↓↓↓

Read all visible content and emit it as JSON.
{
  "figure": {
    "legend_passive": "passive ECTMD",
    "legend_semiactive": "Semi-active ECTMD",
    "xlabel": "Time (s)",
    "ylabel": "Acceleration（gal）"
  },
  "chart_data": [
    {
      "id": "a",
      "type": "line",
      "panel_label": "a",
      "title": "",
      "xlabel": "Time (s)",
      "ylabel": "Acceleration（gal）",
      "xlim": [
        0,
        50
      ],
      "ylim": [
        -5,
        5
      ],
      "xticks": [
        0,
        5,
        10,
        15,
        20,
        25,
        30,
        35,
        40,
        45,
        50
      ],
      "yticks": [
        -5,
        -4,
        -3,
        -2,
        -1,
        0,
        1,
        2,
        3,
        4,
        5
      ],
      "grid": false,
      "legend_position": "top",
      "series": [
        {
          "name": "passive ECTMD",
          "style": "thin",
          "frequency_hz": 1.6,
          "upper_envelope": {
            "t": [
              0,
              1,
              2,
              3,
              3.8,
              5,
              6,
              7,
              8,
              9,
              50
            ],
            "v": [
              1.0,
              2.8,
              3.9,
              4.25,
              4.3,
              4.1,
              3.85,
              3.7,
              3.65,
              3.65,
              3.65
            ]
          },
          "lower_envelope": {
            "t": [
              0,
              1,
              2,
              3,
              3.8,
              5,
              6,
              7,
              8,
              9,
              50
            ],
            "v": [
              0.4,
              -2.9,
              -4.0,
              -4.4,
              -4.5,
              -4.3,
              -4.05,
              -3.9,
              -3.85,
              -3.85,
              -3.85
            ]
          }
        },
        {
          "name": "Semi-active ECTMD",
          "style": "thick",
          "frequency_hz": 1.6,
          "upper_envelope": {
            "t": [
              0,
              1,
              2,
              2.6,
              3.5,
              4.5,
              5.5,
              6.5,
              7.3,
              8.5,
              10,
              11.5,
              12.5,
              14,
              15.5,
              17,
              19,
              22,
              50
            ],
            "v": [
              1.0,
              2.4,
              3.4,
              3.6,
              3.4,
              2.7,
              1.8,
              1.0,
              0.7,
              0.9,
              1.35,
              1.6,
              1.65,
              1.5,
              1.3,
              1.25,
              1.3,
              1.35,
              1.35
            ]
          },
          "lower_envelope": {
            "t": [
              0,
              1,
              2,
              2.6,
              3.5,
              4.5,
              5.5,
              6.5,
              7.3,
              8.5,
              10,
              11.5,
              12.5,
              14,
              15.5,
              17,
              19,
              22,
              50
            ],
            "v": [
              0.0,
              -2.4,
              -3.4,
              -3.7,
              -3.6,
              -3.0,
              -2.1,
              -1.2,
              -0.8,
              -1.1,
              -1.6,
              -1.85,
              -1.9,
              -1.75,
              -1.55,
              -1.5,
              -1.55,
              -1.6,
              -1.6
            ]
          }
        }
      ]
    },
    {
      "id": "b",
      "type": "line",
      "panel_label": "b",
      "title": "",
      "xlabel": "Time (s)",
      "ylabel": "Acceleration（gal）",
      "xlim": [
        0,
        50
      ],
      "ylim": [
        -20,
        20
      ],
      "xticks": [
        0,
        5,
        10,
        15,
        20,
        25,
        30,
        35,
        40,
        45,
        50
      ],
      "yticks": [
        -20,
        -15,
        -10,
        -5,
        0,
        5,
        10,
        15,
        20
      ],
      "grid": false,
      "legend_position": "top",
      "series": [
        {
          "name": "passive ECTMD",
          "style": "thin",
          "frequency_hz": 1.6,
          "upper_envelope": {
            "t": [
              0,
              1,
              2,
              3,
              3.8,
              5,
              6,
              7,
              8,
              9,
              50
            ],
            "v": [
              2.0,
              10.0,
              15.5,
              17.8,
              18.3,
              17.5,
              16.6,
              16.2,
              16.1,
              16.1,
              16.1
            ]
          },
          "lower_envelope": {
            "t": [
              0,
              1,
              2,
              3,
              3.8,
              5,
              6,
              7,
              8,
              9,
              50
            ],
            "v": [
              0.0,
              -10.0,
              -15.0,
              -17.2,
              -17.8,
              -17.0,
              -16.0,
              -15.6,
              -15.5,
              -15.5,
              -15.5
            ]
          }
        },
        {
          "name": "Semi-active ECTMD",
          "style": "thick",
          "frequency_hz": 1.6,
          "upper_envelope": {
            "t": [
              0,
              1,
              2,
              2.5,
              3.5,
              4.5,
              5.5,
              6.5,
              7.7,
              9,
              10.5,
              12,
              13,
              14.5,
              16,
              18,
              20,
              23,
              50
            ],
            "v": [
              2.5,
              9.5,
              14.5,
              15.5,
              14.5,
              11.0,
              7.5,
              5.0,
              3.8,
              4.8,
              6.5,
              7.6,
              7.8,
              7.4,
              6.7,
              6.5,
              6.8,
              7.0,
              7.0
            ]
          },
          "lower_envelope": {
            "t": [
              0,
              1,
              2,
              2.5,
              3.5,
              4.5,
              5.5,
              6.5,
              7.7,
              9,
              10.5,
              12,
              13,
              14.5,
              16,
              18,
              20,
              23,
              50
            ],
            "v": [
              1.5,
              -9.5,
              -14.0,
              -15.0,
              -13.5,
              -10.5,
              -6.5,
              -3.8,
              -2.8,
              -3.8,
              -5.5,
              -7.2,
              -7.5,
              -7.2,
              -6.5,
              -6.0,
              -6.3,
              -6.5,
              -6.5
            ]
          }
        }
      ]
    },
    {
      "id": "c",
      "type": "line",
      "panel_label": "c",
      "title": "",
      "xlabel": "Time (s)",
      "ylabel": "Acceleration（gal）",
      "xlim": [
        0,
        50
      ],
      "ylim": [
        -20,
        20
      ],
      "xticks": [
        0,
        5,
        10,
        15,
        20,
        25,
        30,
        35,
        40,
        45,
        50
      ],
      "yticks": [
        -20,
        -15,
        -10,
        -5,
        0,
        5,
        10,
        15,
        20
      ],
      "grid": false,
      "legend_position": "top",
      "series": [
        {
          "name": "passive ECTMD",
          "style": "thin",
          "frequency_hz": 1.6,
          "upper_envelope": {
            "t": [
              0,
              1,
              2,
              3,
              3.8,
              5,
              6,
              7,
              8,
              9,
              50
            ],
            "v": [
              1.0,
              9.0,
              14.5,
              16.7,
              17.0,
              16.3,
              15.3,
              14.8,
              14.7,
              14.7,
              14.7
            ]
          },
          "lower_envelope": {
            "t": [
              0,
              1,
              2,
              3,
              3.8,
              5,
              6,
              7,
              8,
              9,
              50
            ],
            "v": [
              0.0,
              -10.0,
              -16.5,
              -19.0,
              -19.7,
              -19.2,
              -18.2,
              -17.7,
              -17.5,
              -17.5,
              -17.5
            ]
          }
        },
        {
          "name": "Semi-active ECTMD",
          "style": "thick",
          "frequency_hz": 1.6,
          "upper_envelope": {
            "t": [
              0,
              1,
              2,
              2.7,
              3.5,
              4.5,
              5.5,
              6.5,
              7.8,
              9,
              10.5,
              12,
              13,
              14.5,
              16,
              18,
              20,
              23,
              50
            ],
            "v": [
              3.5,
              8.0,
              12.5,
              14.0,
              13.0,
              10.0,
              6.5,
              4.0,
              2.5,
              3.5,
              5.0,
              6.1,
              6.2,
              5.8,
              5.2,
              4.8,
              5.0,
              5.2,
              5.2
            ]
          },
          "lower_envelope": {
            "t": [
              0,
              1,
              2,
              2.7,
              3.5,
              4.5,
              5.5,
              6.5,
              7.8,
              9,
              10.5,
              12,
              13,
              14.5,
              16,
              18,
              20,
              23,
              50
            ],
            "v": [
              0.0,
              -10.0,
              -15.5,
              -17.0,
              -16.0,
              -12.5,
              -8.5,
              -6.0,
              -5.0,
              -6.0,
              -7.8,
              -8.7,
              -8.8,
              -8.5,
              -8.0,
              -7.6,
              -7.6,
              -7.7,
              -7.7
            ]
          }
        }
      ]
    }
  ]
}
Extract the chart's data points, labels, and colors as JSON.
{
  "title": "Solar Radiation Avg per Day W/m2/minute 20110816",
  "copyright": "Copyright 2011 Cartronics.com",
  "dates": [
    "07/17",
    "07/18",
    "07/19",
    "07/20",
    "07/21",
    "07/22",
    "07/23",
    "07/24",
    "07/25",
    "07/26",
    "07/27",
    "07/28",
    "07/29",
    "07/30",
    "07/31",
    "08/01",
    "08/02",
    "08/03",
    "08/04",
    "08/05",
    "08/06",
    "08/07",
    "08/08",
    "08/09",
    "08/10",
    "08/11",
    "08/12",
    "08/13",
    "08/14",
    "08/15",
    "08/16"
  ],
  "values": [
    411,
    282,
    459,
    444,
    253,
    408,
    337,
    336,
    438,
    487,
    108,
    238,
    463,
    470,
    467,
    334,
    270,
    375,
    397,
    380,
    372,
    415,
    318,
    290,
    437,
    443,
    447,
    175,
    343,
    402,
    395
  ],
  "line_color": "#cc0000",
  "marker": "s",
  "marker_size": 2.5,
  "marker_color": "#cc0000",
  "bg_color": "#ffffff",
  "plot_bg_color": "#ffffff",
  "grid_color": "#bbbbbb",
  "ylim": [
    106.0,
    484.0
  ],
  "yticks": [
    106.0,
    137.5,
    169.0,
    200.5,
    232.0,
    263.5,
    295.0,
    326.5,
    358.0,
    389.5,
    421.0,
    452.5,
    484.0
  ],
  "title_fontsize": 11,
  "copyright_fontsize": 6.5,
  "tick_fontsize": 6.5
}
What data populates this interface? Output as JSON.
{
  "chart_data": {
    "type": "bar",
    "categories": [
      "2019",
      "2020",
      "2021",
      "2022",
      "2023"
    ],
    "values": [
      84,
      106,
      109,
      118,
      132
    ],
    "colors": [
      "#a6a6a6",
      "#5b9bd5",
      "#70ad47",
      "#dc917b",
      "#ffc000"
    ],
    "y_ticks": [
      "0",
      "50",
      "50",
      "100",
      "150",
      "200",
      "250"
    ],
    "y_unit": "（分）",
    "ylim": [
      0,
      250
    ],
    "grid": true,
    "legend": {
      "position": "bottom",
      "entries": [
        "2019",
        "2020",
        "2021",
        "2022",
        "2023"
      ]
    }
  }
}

↑↑↑

Problem
Go through the material above and copy each line that has the word "ffffff".

Task solution
  "bg_color": "#ffffff",
  "plot_bg_color": "#ffffff",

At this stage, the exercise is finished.